Source material:
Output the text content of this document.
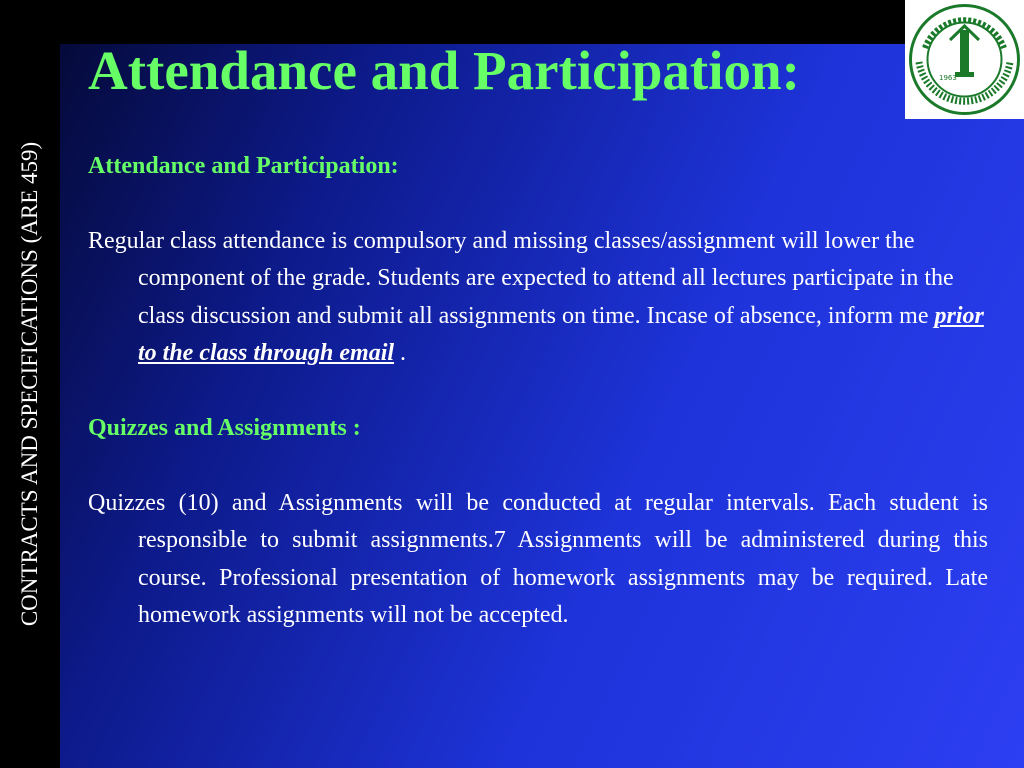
CONTRACTS AND SPECIFICATIONS (ARE 459)
Attendance and Participation:	1963

Attendance and Participation:

Regular class attendance is compulsory and missing classes/assignment will lower the component of the grade. Students are expected to attend all lectures participate in the class discussion and submit all assignments on time. Incase of absence, inform me prior to the class through email .

Quizzes and Assignments :

Quizzes (10) and Assignments will be conducted at regular intervals. Each student is responsible to submit assignments.7 Assignments will be administered during this course. Professional presentation of homework assignments may be required. Late homework assignments will not be accepted.
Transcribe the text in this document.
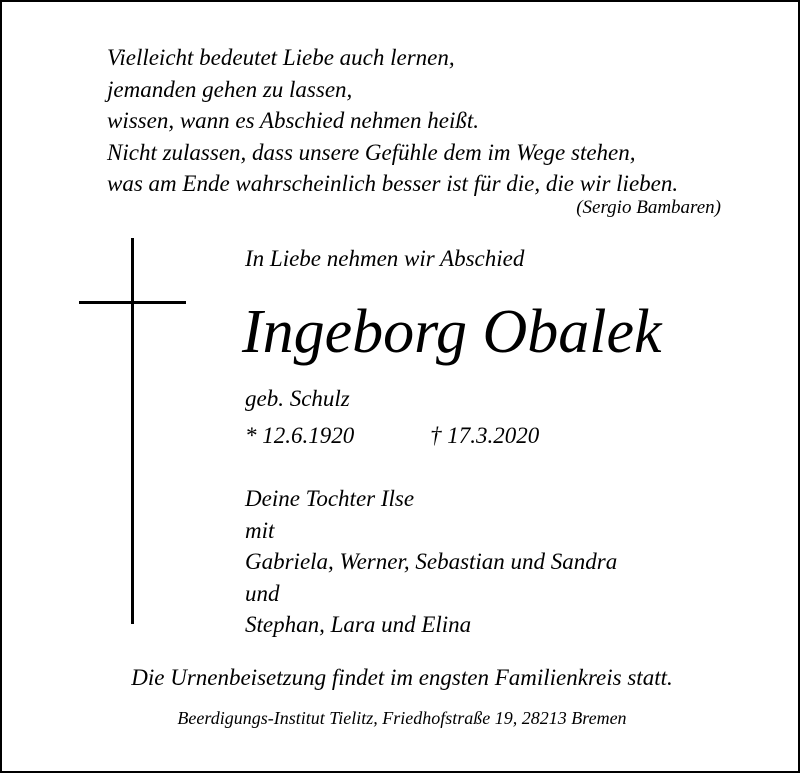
Vielleicht bedeutet Liebe auch lernen,
jemanden gehen zu lassen,
wissen, wann es Abschied nehmen heißt.
Nicht zulassen, dass unsere Gefühle dem im Wege stehen,
was am Ende wahrscheinlich besser ist für die, die wir lieben.
(Sergio Bambaren)
In Liebe nehmen wir Abschied
Ingeborg Obalek
geb. Schulz
* 12.6.1920	† 17.3.2020
Deine Tochter Ilse
mit
Gabriela, Werner, Sebastian und Sandra
und
Stephan, Lara und Elina
Die Urnenbeisetzung findet im engsten Familienkreis statt.
Beerdigungs-Institut Tielitz, Friedhofstraße 19, 28213 Bremen
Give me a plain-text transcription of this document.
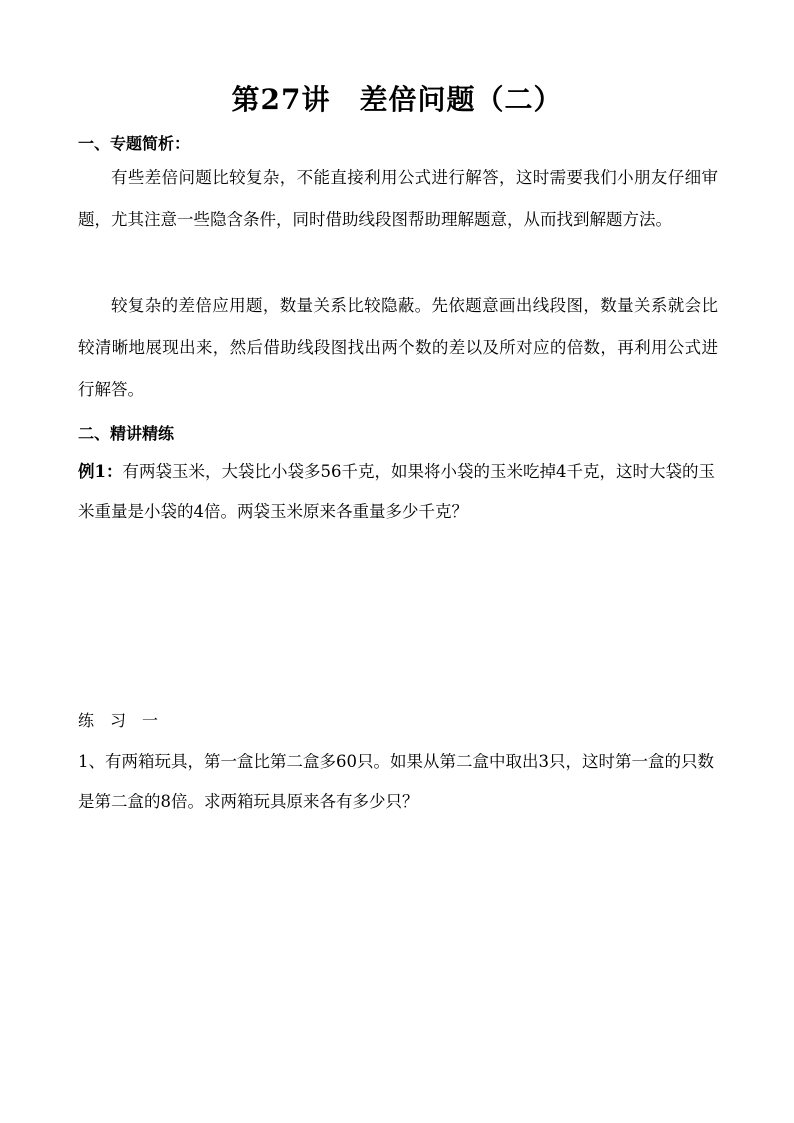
第27讲　差倍问题（二）
一、专题简析：

有些差倍问题比较复杂，不能直接利用公式进行解答，这时需要我们小朋友仔细审题，尤其注意一些隐含条件，同时借助线段图帮助理解题意，从而找到解题方法。

较复杂的差倍应用题，数量关系比较隐蔽。先依题意画出线段图，数量关系就会比较清晰地展现出来，然后借助线段图找出两个数的差以及所对应的倍数，再利用公式进行解答。

二、精讲精练

例1：有两袋玉米，大袋比小袋多56千克，如果将小袋的玉米吃掉4千克，这时大袋的玉米重量是小袋的4倍。两袋玉米原来各重量多少千克？

练习一

1、有两箱玩具，第一盒比第二盒多60只。如果从第二盒中取出3只，这时第一盒的只数是第二盒的8倍。求两箱玩具原来各有多少只？
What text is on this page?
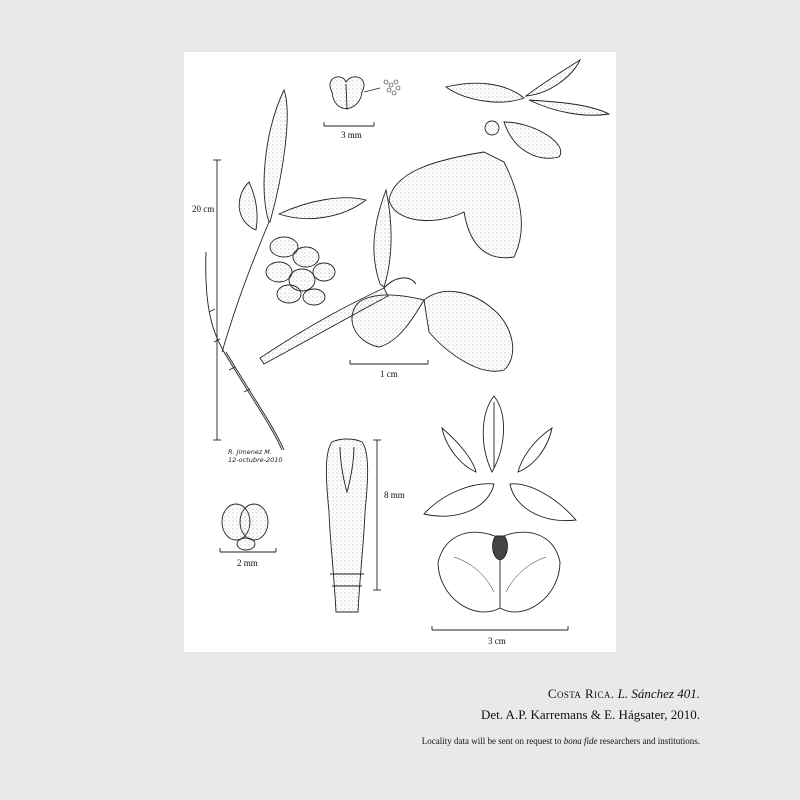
20 cm
R. Jimenez M.
12-octubre-2010
3 mm
1 cm
2 mm
8 mm
3 cm
Costa Rica. L. Sánchez 401.
Det. A.P. Karremans & E. Hágsater, 2010.
Locality data will be sent on request to bona fide researchers and institutions.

Job:
Skip the pictures and write out exactly the lines from the line containing "Give me a plain-text" through the end of the listing above.

Solution below:
Give me a plain-text transcription of this document.
第27讲　差倍问题（二）
一、专题简析：

有些差倍问题比较复杂，不能直接利用公式进行解答，这时需要我们小朋友仔细审题，尤其注意一些隐含条件，同时借助线段图帮助理解题意，从而找到解题方法。

较复杂的差倍应用题，数量关系比较隐蔽。先依题意画出线段图，数量关系就会比较清晰地展现出来，然后借助线段图找出两个数的差以及所对应的倍数，再利用公式进行解答。

二、精讲精练

例1：有两袋玉米，大袋比小袋多56千克，如果将小袋的玉米吃掉4千克，这时大袋的玉米重量是小袋的4倍。两袋玉米原来各重量多少千克？

练习一

1、有两箱玩具，第一盒比第二盒多60只。如果从第二盒中取出3只，这时第一盒的只数是第二盒的8倍。求两箱玩具原来各有多少只？
What text is on this page?
20 cm
R. Jimenez M.
12-octubre-2010
3 mm
1 cm
2 mm
8 mm
3 cm
Costa Rica. L. Sánchez 401.
Det. A.P. Karremans & E. Hágsater, 2010.
Locality data will be sent on request to bona fide researchers and institutions.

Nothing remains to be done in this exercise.